Extracted data entries
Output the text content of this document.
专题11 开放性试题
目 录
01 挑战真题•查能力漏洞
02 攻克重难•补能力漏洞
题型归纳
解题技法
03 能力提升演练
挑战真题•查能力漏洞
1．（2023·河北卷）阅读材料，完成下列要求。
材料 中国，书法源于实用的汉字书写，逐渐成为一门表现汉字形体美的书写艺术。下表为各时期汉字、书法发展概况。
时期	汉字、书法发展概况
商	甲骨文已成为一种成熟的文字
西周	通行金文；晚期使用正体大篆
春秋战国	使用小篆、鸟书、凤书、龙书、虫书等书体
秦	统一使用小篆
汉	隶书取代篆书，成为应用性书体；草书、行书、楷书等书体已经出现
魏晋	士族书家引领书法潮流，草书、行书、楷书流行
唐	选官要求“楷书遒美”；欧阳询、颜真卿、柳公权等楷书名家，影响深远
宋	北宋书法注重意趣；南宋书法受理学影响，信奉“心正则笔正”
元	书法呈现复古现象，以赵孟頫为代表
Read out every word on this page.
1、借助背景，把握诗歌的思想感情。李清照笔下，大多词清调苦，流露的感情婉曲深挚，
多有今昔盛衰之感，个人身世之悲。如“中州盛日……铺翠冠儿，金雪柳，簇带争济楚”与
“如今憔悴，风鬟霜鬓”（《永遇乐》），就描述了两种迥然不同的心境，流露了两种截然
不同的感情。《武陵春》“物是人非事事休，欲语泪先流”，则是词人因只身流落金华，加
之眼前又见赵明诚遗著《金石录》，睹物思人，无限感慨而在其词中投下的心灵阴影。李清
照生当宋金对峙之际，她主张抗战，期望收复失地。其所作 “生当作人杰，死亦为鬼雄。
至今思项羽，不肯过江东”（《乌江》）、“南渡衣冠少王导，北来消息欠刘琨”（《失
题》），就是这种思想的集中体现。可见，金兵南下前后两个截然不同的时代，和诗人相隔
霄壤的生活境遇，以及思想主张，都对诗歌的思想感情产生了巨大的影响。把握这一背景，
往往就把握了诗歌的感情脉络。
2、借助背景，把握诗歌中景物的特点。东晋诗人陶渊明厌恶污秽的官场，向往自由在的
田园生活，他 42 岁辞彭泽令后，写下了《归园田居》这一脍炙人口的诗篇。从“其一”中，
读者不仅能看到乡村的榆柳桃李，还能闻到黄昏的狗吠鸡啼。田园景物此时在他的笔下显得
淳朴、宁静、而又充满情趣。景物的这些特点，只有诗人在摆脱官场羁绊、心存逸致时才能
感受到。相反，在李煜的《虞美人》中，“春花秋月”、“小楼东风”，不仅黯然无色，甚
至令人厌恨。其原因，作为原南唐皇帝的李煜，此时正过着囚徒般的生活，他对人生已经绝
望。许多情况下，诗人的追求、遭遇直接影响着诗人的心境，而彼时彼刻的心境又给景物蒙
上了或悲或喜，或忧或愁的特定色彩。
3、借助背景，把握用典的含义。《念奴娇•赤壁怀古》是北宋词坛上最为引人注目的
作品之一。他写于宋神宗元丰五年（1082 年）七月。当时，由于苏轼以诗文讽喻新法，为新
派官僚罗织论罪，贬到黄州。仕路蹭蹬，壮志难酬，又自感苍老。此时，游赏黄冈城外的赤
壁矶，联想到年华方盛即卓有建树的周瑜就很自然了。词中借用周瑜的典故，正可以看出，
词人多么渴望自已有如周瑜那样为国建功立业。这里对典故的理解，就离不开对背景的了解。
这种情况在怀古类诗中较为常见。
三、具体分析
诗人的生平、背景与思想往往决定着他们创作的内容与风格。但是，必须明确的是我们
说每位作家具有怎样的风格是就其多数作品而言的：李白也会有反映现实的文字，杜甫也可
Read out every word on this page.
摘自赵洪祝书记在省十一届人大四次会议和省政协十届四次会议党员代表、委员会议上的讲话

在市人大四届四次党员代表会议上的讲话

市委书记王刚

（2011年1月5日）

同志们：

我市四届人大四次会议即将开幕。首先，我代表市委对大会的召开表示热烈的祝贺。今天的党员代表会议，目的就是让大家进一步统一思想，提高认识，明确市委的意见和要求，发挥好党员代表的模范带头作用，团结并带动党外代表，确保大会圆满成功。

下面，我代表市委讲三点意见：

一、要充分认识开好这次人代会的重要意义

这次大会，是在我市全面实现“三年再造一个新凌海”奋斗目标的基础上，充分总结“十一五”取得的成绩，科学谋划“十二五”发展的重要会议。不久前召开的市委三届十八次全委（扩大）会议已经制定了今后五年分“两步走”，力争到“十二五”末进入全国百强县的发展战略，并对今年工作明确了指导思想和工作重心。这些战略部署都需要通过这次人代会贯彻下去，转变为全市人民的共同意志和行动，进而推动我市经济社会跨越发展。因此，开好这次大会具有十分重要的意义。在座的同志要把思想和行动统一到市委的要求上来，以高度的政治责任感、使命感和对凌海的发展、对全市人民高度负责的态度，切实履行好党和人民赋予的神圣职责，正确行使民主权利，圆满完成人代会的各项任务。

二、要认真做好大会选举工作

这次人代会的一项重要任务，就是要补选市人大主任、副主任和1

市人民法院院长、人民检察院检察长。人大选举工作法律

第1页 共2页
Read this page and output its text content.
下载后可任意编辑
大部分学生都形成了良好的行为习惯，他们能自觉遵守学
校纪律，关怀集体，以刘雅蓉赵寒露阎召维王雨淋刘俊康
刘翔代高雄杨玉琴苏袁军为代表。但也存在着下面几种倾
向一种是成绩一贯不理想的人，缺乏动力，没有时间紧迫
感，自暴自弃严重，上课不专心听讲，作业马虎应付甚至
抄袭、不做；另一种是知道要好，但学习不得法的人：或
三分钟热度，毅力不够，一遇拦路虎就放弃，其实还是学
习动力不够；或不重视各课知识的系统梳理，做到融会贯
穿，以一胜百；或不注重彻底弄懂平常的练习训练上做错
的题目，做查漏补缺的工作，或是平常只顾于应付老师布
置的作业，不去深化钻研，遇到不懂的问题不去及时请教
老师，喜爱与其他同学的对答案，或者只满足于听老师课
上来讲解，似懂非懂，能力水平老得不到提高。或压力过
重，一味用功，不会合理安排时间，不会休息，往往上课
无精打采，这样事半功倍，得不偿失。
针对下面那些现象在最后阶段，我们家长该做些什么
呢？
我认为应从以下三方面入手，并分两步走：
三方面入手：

§ Written instruction:
Repeat every record, keeping each word and mark exactly as it is.

§ Result of this task:
Output the text content of this document.
专题11 开放性试题
目 录
01 挑战真题•查能力漏洞
02 攻克重难•补能力漏洞
题型归纳
解题技法
03 能力提升演练
挑战真题•查能力漏洞
1．（2023·河北卷）阅读材料，完成下列要求。
材料 中国，书法源于实用的汉字书写，逐渐成为一门表现汉字形体美的书写艺术。下表为各时期汉字、书法发展概况。
时期	汉字、书法发展概况
商	甲骨文已成为一种成熟的文字
西周	通行金文；晚期使用正体大篆
春秋战国	使用小篆、鸟书、凤书、龙书、虫书等书体
秦	统一使用小篆
汉	隶书取代篆书，成为应用性书体；草书、行书、楷书等书体已经出现
魏晋	士族书家引领书法潮流，草书、行书、楷书流行
唐	选官要求“楷书遒美”；欧阳询、颜真卿、柳公权等楷书名家，影响深远
宋	北宋书法注重意趣；南宋书法受理学影响，信奉“心正则笔正”
元	书法呈现复古现象，以赵孟頫为代表
Read out every word on this page.
1、借助背景，把握诗歌的思想感情。李清照笔下，大多词清调苦，流露的感情婉曲深挚，
多有今昔盛衰之感，个人身世之悲。如“中州盛日……铺翠冠儿，金雪柳，簇带争济楚”与
“如今憔悴，风鬟霜鬓”（《永遇乐》），就描述了两种迥然不同的心境，流露了两种截然
不同的感情。《武陵春》“物是人非事事休，欲语泪先流”，则是词人因只身流落金华，加
之眼前又见赵明诚遗著《金石录》，睹物思人，无限感慨而在其词中投下的心灵阴影。李清
照生当宋金对峙之际，她主张抗战，期望收复失地。其所作 “生当作人杰，死亦为鬼雄。
至今思项羽，不肯过江东”（《乌江》）、“南渡衣冠少王导，北来消息欠刘琨”（《失
题》），就是这种思想的集中体现。可见，金兵南下前后两个截然不同的时代，和诗人相隔
霄壤的生活境遇，以及思想主张，都对诗歌的思想感情产生了巨大的影响。把握这一背景，
往往就把握了诗歌的感情脉络。
2、借助背景，把握诗歌中景物的特点。东晋诗人陶渊明厌恶污秽的官场，向往自由在的
田园生活，他 42 岁辞彭泽令后，写下了《归园田居》这一脍炙人口的诗篇。从“其一”中，
读者不仅能看到乡村的榆柳桃李，还能闻到黄昏的狗吠鸡啼。田园景物此时在他的笔下显得
淳朴、宁静、而又充满情趣。景物的这些特点，只有诗人在摆脱官场羁绊、心存逸致时才能
感受到。相反，在李煜的《虞美人》中，“春花秋月”、“小楼东风”，不仅黯然无色，甚
至令人厌恨。其原因，作为原南唐皇帝的李煜，此时正过着囚徒般的生活，他对人生已经绝
望。许多情况下，诗人的追求、遭遇直接影响着诗人的心境，而彼时彼刻的心境又给景物蒙
上了或悲或喜，或忧或愁的特定色彩。
3、借助背景，把握用典的含义。《念奴娇•赤壁怀古》是北宋词坛上最为引人注目的
作品之一。他写于宋神宗元丰五年（1082 年）七月。当时，由于苏轼以诗文讽喻新法，为新
派官僚罗织论罪，贬到黄州。仕路蹭蹬，壮志难酬，又自感苍老。此时，游赏黄冈城外的赤
壁矶，联想到年华方盛即卓有建树的周瑜就很自然了。词中借用周瑜的典故，正可以看出，
词人多么渴望自已有如周瑜那样为国建功立业。这里对典故的理解，就离不开对背景的了解。
这种情况在怀古类诗中较为常见。
三、具体分析
诗人的生平、背景与思想往往决定着他们创作的内容与风格。但是，必须明确的是我们
说每位作家具有怎样的风格是就其多数作品而言的：李白也会有反映现实的文字，杜甫也可
Read out every word on this page.
摘自赵洪祝书记在省十一届人大四次会议和省政协十届四次会议党员代表、委员会议上的讲话

在市人大四届四次党员代表会议上的讲话

市委书记王刚

（2011年1月5日）

同志们：

我市四届人大四次会议即将开幕。首先，我代表市委对大会的召开表示热烈的祝贺。今天的党员代表会议，目的就是让大家进一步统一思想，提高认识，明确市委的意见和要求，发挥好党员代表的模范带头作用，团结并带动党外代表，确保大会圆满成功。

下面，我代表市委讲三点意见：

一、要充分认识开好这次人代会的重要意义

这次大会，是在我市全面实现“三年再造一个新凌海”奋斗目标的基础上，充分总结“十一五”取得的成绩，科学谋划“十二五”发展的重要会议。不久前召开的市委三届十八次全委（扩大）会议已经制定了今后五年分“两步走”，力争到“十二五”末进入全国百强县的发展战略，并对今年工作明确了指导思想和工作重心。这些战略部署都需要通过这次人代会贯彻下去，转变为全市人民的共同意志和行动，进而推动我市经济社会跨越发展。因此，开好这次大会具有十分重要的意义。在座的同志要把思想和行动统一到市委的要求上来，以高度的政治责任感、使命感和对凌海的发展、对全市人民高度负责的态度，切实履行好党和人民赋予的神圣职责，正确行使民主权利，圆满完成人代会的各项任务。

二、要认真做好大会选举工作

这次人代会的一项重要任务，就是要补选市人大主任、副主任和1

市人民法院院长、人民检察院检察长。人大选举工作法律

第1页 共2页
Read this page and output its text content.
下载后可任意编辑
大部分学生都形成了良好的行为习惯，他们能自觉遵守学
校纪律，关怀集体，以刘雅蓉赵寒露阎召维王雨淋刘俊康
刘翔代高雄杨玉琴苏袁军为代表。但也存在着下面几种倾
向一种是成绩一贯不理想的人，缺乏动力，没有时间紧迫
感，自暴自弃严重，上课不专心听讲，作业马虎应付甚至
抄袭、不做；另一种是知道要好，但学习不得法的人：或
三分钟热度，毅力不够，一遇拦路虎就放弃，其实还是学
习动力不够；或不重视各课知识的系统梳理，做到融会贯
穿，以一胜百；或不注重彻底弄懂平常的练习训练上做错
的题目，做查漏补缺的工作，或是平常只顾于应付老师布
置的作业，不去深化钻研，遇到不懂的问题不去及时请教
老师，喜爱与其他同学的对答案，或者只满足于听老师课
上来讲解，似懂非懂，能力水平老得不到提高。或压力过
重，一味用功，不会合理安排时间，不会休息，往往上课
无精打采，这样事半功倍，得不偿失。
针对下面那些现象在最后阶段，我们家长该做些什么
呢？
我认为应从以下三方面入手，并分两步走：
三方面入手：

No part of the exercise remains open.